>> START Recorded information

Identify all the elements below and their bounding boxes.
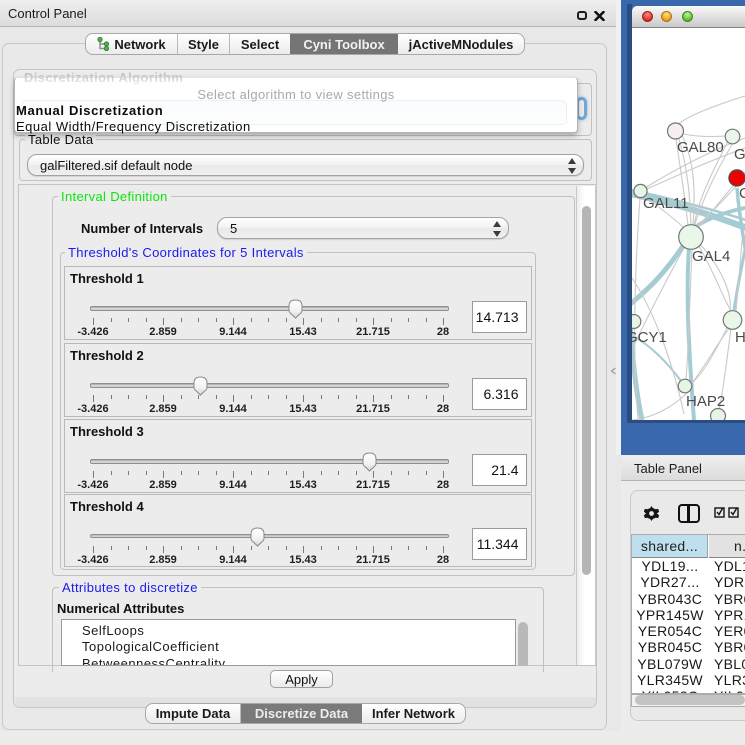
- svg-text:GAL80: GAL80: [677, 139, 724, 156]
- svg-text:HAP2: HAP2: [686, 393, 725, 410]
- svg-text:GAL11: GAL11: [643, 195, 689, 212]
- svg-text:GCY1: GCY1: [632, 329, 667, 346]
- svg-text:GAL4: GAL4: [692, 248, 730, 265]
- svg-text:H: H: [735, 329, 745, 346]
- svg-text:G...: G...: [734, 146, 745, 163]
- svg-text:C: C: [739, 185, 745, 202]
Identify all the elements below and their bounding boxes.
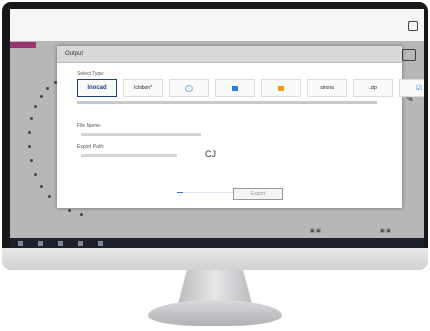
taskbar-app-icon[interactable]: [98, 241, 103, 246]
export-path-field[interactable]: [81, 154, 177, 157]
type-sirona-button[interactable]: sirona: [307, 79, 347, 97]
progress-fill: [177, 192, 183, 193]
start-icon[interactable]: [18, 241, 23, 246]
top-bar: [10, 9, 424, 41]
file-name-field[interactable]: [81, 133, 201, 136]
check-icon: ☑: [415, 85, 423, 92]
status-icon-2: ▣ ▣: [380, 228, 391, 234]
settings-icon[interactable]: [408, 21, 418, 31]
type-check-button[interactable]: ☑: [399, 79, 424, 97]
output-dialog: Output Select Type: Inocad Ichibon* siro…: [57, 46, 424, 208]
type-inocad-button[interactable]: Inocad: [77, 79, 117, 97]
select-type-label: Select Type:: [77, 71, 105, 77]
hint-text: [77, 101, 377, 104]
monitor-chin: [2, 248, 428, 270]
folder-icon: [232, 85, 238, 91]
taskbar-app-icon[interactable]: [58, 241, 63, 246]
monitor-neck: [178, 270, 252, 304]
progress-bar: [177, 192, 237, 193]
dialog-title: Output: [57, 46, 402, 63]
export-button[interactable]: Export: [233, 188, 283, 200]
type-orange-button[interactable]: [261, 79, 301, 97]
type-zip-button[interactable]: .zip: [353, 79, 393, 97]
type-options: Inocad Ichibon* sirona .zip ☑: [77, 79, 424, 97]
screen: ✎ Output Select Type: Inocad Ichibon* si…: [10, 9, 424, 249]
taskbar-app-icon[interactable]: [38, 241, 43, 246]
taskbar-app-icon[interactable]: [78, 241, 83, 246]
monitor-foot: [148, 300, 282, 326]
type-folder-button[interactable]: [215, 79, 255, 97]
status-icon: ▣ ▣: [310, 228, 321, 234]
center-text: CJ: [205, 149, 216, 159]
window-controls: [408, 21, 418, 31]
type-ichibon-button[interactable]: Ichibon*: [123, 79, 163, 97]
circle-icon: [185, 84, 193, 92]
export-path-label: Export Path:: [77, 144, 105, 150]
file-name-label: File Name:: [77, 123, 102, 129]
orange-square-icon: [278, 85, 284, 91]
type-circle-button[interactable]: [169, 79, 209, 97]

>> END Recorded information

## Instructions for the task:
Give every line of the material above as a JSON list of strings, one string per line, with blank lines and the picture placeholders left out.

## Task output:
[
  "Identify all the elements below and their bounding boxes.",
  "- svg-text:GAL80: GAL80: [677, 139, 724, 156]",
  "- svg-text:HAP2: HAP2: [686, 393, 725, 410]",
  "- svg-text:GAL11: GAL11: [643, 195, 689, 212]",
  "- svg-text:GCY1: GCY1: [632, 329, 667, 346]",
  "- svg-text:GAL4: GAL4: [692, 248, 730, 265]",
  "- svg-text:H: H: [735, 329, 745, 346]",
  "- svg-text:G...: G...: [734, 146, 745, 163]",
  "- svg-text:C: C: [739, 185, 745, 202]",
  "Identify all the elements below and their bounding boxes.",
  "taskbar-app-icon[interactable]: [98, 241, 103, 246]",
  "export-path-field[interactable]: [81, 154, 177, 157]",
  "type-sirona-button[interactable]: sirona: [307, 79, 347, 97]",
  "progress-fill: [177, 192, 183, 193]",
  "start-icon[interactable]: [18, 241, 23, 246]",
  "top-bar: [10, 9, 424, 41]",
  "file-name-field[interactable]: [81, 133, 201, 136]",
  "check-icon: ☑: [415, 85, 423, 92]",
  "status-icon-2: ▣ ▣: [380, 228, 391, 234]",
  "settings-icon[interactable]: [408, 21, 418, 31]",
  "type-check-button[interactable]: ☑: [399, 79, 424, 97]",
  "output-dialog: Output Select Type: Inocad Ichibon* siro…: [57, 46, 424, 208]",
  "type-inocad-button[interactable]: Inocad: [77, 79, 117, 97]",
  "select-type-label: Select Type:: [77, 71, 105, 77]",
  "hint-text: [77, 101, 377, 104]",
  "monitor-chin: [2, 248, 428, 270]",
  "folder-icon: [232, 85, 238, 91]",
  "taskbar-app-icon[interactable]: [58, 241, 63, 246]",
  "monitor-neck: [178, 270, 252, 304]",
  "progress-bar: [177, 192, 237, 193]",
  "dialog-title: Output: [57, 46, 402, 63]",
  "export-button[interactable]: Export: [233, 188, 283, 200]",
  "type-orange-button[interactable]: [261, 79, 301, 97]",
  "type-zip-button[interactable]: .zip: [353, 79, 393, 97]",
  "type-options: Inocad Ichibon* sirona .zip ☑: [77, 79, 424, 97]",
  "screen: ✎ Output Select Type: Inocad Ichibon* si…: [10, 9, 424, 249]",
  "taskbar-app-icon[interactable]: [38, 241, 43, 246]",
  "taskbar-app-icon[interactable]: [78, 241, 83, 246]",
  "monitor-foot: [148, 300, 282, 326]",
  "type-folder-button[interactable]: [215, 79, 255, 97]",
  "status-icon: ▣ ▣: [310, 228, 321, 234]",
  "center-text: CJ: [205, 149, 216, 159]",
  "window-controls: [408, 21, 418, 31]",
  "type-ichibon-button[interactable]: Ichibon*: [123, 79, 163, 97]",
  "circle-icon: [185, 84, 193, 92]",
  "export-path-label: Export Path:: [77, 144, 105, 150]",
  "file-name-label: File Name:: [77, 123, 102, 129]",
  "orange-square-icon: [278, 85, 284, 91]",
  "type-circle-button[interactable]: [169, 79, 209, 97]"
]